Locate the string "rooftop" in the records below. Copy every line where it occurs.

[Collected data]
** START **
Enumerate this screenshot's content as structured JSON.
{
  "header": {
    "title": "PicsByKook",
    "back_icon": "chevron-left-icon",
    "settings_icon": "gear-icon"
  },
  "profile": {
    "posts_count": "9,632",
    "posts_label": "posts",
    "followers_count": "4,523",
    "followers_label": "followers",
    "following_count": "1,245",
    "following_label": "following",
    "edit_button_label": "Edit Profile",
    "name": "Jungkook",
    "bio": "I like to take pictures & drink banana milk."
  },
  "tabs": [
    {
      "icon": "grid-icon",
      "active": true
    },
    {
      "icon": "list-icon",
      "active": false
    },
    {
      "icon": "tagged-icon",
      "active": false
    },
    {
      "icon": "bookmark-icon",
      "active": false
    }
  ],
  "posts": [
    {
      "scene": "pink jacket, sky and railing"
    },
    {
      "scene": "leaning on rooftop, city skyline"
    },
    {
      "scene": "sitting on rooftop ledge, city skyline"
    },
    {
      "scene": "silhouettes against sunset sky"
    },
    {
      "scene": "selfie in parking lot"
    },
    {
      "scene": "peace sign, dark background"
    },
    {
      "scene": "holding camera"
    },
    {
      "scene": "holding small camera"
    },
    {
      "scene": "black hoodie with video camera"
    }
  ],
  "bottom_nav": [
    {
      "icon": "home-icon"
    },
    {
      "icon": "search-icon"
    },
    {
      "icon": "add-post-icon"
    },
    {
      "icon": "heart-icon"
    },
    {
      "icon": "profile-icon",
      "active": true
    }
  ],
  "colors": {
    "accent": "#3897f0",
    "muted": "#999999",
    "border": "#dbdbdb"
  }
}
** END **
● OUTPUT FOR THIS EXERCISE
      "scene": "leaning on rooftop, city skyline"
      "scene": "sitting on rooftop ledge, city skyline"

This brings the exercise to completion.